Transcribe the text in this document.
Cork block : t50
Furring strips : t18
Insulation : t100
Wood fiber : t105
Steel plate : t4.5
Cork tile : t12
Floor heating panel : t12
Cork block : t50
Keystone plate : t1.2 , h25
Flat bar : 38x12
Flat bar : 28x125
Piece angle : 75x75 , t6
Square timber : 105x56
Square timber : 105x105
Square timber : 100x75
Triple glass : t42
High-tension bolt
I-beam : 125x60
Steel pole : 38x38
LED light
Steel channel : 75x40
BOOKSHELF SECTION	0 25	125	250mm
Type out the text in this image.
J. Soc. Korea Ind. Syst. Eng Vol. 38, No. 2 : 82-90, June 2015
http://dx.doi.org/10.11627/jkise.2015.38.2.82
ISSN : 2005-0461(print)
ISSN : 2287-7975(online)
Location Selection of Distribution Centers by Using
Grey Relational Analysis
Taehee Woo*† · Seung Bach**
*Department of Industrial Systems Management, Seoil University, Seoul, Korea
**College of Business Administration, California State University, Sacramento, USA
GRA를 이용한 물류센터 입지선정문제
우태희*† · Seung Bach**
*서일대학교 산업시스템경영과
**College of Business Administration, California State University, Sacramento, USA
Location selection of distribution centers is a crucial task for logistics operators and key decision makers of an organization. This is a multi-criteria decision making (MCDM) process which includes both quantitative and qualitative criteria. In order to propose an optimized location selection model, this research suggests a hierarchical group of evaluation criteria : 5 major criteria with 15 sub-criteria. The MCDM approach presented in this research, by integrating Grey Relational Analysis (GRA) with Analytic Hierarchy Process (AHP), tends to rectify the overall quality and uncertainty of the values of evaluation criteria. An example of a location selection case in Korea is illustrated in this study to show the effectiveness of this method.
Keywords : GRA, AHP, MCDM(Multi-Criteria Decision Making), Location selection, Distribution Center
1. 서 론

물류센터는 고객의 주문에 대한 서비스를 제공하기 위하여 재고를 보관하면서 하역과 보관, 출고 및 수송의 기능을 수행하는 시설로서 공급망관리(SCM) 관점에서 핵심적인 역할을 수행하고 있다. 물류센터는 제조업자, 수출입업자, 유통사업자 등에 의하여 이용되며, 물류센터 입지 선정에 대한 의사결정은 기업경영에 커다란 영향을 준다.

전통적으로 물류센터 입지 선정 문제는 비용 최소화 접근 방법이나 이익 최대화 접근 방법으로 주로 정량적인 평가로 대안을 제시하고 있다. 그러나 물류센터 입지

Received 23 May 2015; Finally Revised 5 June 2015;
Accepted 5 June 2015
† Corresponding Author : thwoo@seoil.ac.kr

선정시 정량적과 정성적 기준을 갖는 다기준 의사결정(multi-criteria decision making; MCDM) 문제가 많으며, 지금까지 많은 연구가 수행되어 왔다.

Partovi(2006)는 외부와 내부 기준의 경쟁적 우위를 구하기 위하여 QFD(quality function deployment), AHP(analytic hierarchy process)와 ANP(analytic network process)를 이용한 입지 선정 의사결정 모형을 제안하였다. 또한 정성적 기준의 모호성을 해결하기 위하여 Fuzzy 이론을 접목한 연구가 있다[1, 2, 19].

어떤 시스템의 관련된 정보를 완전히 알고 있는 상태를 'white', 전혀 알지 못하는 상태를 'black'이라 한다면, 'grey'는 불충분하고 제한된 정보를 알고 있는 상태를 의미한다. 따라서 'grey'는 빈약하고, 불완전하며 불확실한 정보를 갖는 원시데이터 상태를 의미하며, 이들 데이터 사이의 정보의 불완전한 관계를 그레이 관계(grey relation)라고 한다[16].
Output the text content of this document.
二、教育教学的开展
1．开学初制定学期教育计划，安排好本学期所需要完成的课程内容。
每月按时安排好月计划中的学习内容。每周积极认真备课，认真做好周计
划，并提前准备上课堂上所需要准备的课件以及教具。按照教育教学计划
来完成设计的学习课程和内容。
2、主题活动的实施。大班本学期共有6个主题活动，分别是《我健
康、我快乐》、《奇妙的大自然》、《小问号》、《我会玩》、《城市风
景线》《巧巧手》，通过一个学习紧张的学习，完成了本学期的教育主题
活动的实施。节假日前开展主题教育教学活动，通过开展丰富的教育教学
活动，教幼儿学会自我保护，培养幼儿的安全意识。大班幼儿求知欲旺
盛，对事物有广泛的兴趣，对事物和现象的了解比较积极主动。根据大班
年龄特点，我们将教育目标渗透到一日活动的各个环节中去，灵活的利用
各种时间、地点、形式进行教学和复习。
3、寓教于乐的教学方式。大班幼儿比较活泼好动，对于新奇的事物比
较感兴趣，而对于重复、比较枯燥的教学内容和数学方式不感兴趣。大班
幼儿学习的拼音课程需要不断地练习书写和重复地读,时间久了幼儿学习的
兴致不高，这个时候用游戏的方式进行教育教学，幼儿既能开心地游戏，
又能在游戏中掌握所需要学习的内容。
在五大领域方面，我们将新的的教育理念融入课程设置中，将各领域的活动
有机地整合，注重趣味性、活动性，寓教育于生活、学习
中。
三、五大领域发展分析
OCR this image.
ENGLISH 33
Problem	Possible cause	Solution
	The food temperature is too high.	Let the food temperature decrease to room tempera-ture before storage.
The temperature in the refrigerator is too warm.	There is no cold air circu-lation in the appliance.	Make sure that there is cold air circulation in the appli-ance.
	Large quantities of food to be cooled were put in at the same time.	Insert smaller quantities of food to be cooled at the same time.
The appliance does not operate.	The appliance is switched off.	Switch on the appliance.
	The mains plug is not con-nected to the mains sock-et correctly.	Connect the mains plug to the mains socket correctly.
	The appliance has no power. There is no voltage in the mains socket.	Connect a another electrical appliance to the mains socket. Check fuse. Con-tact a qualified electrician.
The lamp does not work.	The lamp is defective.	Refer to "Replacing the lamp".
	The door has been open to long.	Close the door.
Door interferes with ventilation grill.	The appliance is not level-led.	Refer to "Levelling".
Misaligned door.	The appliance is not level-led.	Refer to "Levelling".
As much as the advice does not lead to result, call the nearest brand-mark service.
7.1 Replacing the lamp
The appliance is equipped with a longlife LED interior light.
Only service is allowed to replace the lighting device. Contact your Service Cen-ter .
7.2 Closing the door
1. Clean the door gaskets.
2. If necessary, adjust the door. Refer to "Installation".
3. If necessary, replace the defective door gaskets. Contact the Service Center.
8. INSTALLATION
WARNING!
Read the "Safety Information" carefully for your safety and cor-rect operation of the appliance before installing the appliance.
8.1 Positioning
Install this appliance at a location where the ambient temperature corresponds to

------------------------------------------------------------------------

* _Aim_: Find the lines above that contain the word "물류센터" and collect them.

* _Answer to this exercise_:
GRA를 이용한 물류센터 입지선정문제
물류센터는 고객의 주문에 대한 서비스를 제공하기 위하여 재고를 보관하면서 하역과 보관, 출고 및 수송의 기능을 수행하는 시설로서 공급망관리(SCM) 관점에서 핵심적인 역할을 수행하고 있다. 물류센터는 제조업자, 수출입업자, 유통사업자 등에 의하여 이용되며, 물류센터 입지 선정에 대한 의사결정은 기업경영에 커다란 영향을 준다.
전통적으로 물류센터 입지 선정 문제는 비용 최소화 접근 방법이나 이익 최대화 접근 방법으로 주로 정량적인 평가로 대안을 제시하고 있다. 그러나 물류센터 입지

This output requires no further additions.